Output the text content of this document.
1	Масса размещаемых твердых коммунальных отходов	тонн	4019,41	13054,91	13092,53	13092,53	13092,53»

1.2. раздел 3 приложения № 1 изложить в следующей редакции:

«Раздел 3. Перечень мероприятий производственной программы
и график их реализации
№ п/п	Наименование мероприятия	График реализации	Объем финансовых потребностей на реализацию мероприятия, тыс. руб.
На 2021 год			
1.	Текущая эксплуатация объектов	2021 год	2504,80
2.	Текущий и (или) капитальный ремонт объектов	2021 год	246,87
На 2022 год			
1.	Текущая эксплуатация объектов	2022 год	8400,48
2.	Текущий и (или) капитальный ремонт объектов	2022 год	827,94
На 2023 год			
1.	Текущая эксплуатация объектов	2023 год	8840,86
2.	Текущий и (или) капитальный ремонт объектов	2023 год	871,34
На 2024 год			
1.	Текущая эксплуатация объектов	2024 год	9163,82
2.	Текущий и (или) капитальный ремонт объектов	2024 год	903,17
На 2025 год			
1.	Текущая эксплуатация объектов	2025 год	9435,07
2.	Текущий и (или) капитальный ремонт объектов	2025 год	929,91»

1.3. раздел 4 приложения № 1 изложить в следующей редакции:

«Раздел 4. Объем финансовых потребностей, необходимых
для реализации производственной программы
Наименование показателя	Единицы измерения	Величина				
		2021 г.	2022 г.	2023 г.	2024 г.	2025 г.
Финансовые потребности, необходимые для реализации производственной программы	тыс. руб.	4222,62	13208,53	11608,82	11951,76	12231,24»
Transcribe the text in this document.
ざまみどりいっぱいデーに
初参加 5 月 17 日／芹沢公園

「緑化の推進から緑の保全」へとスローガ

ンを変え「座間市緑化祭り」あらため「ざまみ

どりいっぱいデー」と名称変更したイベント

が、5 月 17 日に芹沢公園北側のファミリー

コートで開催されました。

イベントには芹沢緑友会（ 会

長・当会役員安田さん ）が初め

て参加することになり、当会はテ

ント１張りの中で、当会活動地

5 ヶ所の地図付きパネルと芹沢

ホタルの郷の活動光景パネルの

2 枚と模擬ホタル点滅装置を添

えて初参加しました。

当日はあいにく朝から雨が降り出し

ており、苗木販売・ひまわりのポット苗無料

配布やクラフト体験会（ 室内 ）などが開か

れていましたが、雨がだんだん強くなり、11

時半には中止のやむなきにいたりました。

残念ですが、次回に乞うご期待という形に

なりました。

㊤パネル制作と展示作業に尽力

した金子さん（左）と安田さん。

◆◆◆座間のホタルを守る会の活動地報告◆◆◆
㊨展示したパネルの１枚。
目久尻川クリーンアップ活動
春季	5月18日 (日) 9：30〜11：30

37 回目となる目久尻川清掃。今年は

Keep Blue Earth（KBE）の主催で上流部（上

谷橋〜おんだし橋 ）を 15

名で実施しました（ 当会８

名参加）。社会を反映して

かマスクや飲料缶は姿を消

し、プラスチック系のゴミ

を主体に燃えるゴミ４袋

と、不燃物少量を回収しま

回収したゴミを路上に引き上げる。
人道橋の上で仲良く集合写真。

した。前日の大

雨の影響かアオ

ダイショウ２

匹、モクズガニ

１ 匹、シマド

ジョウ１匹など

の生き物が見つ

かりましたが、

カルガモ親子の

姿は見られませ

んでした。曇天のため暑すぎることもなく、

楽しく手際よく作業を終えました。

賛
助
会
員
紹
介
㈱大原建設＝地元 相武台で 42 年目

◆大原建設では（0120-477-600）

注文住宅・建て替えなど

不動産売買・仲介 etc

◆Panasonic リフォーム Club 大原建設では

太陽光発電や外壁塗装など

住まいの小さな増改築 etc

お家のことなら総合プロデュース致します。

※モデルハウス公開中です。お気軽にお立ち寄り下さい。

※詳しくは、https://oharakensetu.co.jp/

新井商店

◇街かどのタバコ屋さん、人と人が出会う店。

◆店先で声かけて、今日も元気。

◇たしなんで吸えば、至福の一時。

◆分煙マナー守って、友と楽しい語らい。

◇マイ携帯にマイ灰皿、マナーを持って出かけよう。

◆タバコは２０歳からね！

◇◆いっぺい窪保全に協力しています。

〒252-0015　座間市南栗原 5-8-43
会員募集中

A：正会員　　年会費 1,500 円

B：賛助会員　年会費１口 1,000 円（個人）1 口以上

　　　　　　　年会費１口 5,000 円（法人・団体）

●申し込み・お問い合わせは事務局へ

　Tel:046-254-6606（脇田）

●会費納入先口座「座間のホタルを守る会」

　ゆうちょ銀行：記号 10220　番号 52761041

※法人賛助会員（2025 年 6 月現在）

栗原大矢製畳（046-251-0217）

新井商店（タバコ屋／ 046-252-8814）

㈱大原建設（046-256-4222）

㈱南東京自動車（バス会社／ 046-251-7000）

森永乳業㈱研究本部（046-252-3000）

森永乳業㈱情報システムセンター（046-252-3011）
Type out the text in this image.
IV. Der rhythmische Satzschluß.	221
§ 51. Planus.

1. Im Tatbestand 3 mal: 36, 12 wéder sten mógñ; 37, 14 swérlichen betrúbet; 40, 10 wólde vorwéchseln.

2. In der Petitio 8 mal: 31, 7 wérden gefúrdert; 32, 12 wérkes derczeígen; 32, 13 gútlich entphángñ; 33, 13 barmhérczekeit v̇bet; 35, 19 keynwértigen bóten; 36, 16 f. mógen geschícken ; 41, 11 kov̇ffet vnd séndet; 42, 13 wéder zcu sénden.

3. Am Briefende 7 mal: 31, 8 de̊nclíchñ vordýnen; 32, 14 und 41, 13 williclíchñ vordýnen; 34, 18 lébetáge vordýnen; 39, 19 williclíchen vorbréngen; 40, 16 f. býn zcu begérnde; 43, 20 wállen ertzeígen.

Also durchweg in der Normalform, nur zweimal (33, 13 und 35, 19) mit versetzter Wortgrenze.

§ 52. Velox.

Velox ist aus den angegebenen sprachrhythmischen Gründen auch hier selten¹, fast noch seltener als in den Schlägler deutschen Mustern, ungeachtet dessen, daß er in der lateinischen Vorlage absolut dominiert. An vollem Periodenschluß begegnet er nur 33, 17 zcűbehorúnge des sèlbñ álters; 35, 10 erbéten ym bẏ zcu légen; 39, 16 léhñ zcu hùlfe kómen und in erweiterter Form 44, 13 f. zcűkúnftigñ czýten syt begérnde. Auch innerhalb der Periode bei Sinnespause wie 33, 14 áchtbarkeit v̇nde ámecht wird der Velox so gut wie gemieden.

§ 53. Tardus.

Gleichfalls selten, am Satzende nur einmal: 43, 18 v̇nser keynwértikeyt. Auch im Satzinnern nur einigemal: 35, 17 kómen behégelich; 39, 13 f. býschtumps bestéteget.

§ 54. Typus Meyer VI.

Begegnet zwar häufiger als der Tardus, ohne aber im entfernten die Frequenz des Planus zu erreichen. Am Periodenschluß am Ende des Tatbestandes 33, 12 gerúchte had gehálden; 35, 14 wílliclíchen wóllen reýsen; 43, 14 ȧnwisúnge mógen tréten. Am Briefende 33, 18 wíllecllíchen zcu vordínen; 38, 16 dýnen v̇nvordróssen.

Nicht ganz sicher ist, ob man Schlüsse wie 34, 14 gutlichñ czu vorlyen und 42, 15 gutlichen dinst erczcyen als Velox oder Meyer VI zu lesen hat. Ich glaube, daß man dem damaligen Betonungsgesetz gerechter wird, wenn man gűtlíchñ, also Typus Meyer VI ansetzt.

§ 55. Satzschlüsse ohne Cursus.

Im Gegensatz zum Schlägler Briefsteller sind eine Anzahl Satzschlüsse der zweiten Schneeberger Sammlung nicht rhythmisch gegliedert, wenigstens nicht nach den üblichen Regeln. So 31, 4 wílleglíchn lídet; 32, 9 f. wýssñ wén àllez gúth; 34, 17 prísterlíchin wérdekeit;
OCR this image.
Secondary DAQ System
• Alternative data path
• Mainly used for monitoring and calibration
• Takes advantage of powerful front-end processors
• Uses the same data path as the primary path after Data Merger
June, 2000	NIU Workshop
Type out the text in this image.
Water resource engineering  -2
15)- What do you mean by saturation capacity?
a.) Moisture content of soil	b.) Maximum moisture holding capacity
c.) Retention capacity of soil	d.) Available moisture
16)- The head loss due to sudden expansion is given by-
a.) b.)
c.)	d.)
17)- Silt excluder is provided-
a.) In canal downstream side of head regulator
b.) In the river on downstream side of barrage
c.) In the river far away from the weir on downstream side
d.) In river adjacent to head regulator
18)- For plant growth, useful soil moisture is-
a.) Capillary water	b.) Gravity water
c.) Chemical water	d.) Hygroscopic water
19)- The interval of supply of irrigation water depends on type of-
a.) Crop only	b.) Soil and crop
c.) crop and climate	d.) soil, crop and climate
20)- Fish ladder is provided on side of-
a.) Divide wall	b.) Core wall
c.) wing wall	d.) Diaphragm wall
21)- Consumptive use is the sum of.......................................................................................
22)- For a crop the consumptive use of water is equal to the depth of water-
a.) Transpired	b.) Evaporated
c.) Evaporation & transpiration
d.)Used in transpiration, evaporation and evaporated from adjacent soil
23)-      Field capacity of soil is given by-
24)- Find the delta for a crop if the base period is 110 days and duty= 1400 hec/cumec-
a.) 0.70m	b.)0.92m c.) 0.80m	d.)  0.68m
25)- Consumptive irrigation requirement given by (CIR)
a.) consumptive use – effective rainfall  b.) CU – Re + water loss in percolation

> [Directions]: Show the lines of the material that contain the word "adjacent".

> [Answer for the task]:
d.) In river adjacent to head regulator
d.)Used in transpiration, evaporation and evaporated from adjacent soil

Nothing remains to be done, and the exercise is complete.